++++ Data

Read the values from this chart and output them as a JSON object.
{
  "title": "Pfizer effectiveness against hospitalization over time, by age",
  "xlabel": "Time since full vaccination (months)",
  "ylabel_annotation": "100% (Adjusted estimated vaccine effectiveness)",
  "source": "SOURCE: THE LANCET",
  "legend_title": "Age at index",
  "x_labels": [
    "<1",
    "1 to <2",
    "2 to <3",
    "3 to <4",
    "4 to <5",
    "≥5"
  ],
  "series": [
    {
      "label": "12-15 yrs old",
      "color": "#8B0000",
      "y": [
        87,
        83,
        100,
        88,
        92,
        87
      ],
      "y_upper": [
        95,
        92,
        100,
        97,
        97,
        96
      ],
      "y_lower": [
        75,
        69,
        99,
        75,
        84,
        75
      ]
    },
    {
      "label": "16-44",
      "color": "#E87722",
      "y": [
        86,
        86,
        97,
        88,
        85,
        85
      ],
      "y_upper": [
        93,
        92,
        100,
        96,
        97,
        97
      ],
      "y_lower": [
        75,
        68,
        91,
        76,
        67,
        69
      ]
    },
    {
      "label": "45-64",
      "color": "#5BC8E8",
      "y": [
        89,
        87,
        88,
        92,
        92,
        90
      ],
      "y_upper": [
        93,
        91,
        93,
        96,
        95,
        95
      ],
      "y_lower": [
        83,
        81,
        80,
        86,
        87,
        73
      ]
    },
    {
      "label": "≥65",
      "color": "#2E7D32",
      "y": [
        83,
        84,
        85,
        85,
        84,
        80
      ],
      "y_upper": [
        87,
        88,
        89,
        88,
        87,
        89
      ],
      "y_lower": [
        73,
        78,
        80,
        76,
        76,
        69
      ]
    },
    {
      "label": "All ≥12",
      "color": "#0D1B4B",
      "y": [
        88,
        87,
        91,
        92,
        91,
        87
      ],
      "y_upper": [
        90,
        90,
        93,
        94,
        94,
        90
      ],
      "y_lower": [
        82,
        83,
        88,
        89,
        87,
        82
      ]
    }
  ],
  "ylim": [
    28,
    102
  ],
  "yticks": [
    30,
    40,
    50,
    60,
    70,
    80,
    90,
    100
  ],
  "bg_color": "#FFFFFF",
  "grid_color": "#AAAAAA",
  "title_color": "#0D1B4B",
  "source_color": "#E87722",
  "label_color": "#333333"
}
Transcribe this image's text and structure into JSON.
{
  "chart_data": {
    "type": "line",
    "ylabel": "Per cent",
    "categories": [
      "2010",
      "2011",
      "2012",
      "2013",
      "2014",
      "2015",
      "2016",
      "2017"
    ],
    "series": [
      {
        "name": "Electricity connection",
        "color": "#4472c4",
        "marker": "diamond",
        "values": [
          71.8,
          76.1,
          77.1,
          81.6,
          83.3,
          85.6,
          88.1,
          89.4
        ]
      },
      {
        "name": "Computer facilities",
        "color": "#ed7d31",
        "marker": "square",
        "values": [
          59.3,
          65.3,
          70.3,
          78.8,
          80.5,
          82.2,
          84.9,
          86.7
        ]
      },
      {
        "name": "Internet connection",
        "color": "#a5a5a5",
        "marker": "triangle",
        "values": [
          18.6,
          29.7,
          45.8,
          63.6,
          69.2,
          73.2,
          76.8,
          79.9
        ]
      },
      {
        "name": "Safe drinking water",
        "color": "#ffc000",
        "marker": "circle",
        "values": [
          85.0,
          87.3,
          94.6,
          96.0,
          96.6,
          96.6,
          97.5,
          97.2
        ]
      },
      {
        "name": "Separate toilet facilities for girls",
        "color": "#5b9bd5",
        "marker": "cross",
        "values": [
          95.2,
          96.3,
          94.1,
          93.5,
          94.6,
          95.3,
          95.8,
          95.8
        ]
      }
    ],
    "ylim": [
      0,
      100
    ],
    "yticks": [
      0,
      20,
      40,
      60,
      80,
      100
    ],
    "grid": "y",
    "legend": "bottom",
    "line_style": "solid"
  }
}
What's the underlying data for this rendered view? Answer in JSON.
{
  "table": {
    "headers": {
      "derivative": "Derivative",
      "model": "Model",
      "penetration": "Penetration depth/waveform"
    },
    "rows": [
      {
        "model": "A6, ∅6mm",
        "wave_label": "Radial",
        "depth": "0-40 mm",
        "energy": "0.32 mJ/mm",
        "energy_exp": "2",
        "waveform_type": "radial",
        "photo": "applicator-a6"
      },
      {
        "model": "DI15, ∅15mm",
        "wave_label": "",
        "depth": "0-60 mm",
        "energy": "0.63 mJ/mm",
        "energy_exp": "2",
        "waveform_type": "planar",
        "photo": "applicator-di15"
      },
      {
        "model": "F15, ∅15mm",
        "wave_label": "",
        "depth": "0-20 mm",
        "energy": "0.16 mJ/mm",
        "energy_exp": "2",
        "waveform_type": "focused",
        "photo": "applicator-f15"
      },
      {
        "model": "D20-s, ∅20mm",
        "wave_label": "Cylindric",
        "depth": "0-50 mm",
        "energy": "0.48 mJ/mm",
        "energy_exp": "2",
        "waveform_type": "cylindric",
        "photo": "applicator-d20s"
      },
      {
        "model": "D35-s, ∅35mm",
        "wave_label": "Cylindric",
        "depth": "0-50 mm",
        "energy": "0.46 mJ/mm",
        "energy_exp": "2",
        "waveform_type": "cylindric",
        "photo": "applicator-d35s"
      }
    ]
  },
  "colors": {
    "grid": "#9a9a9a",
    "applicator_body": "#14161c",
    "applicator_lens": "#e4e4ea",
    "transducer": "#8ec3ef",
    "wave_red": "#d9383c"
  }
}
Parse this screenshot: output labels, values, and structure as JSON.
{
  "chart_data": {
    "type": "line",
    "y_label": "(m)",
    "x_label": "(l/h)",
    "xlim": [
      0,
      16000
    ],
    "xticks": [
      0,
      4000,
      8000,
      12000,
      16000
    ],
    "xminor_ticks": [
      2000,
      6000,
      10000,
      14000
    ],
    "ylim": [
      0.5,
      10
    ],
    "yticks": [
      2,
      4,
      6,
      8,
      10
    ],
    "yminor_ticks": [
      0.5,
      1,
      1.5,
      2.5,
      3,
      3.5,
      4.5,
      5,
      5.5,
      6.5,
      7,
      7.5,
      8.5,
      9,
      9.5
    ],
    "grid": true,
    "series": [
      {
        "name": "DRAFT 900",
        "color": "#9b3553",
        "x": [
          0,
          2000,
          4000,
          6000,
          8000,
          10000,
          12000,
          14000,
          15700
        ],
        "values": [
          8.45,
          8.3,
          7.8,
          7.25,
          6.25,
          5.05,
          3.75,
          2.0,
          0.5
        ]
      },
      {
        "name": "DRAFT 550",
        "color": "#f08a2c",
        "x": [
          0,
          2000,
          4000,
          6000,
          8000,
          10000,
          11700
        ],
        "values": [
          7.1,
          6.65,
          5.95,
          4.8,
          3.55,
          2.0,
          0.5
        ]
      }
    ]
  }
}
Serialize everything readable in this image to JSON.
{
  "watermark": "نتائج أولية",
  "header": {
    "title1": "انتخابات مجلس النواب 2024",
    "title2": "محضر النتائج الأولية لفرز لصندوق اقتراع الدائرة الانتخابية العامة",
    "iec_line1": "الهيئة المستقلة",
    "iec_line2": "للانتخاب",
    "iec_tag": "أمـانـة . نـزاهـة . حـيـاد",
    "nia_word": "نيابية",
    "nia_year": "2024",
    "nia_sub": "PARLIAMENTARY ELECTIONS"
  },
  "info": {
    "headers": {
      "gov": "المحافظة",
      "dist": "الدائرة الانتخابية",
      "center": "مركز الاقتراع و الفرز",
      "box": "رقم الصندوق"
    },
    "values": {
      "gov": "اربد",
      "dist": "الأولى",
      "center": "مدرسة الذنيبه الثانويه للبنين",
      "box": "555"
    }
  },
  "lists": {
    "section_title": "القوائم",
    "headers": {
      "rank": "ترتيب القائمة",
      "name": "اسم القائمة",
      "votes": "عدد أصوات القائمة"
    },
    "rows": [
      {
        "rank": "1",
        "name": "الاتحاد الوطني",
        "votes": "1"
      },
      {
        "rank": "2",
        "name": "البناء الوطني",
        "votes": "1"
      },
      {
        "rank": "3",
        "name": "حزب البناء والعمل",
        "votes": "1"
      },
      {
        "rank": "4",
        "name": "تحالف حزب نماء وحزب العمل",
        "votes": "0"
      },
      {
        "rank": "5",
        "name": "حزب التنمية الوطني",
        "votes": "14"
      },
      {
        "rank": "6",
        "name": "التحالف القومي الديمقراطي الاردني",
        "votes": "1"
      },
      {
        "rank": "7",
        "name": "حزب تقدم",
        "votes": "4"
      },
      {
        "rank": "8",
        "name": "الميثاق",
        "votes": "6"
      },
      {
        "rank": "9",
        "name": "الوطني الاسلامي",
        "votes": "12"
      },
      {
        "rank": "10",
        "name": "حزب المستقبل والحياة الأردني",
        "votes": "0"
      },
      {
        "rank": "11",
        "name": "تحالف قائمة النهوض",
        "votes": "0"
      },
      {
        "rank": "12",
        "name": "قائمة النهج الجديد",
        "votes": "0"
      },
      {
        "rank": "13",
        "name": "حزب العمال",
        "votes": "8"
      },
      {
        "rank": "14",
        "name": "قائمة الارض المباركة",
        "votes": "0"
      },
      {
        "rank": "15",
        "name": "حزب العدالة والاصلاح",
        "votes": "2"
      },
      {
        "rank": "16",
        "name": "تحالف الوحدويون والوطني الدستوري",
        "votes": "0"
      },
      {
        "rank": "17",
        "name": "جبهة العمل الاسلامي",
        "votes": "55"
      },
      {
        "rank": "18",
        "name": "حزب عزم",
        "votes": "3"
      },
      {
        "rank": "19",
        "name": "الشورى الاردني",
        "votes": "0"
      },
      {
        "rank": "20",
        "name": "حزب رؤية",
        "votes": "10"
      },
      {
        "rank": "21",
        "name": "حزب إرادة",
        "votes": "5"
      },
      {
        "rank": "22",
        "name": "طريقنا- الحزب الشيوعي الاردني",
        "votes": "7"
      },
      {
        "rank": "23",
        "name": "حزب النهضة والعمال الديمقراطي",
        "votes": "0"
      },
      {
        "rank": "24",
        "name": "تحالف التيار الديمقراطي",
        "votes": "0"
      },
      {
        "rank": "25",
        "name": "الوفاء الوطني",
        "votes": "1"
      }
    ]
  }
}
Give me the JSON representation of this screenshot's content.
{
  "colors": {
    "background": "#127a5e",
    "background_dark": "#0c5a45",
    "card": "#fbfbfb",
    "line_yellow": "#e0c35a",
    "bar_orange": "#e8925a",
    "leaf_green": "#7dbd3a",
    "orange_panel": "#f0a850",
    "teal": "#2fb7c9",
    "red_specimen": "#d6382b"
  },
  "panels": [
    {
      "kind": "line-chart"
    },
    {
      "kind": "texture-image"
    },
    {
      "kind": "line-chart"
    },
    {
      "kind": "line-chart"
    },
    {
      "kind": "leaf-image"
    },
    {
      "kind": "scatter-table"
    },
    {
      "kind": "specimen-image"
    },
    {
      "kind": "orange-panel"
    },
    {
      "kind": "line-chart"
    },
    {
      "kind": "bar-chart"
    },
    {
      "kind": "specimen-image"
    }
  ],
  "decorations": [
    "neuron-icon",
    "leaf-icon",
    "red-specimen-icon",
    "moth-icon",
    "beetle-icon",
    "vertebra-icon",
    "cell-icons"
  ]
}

++++++++

> **Work instructions**: In the entries above, identify every line with the string "الاسلامي".

> **Solution for this task**:
        "name": "الوطني الاسلامي",
        "name": "جبهة العمل الاسلامي",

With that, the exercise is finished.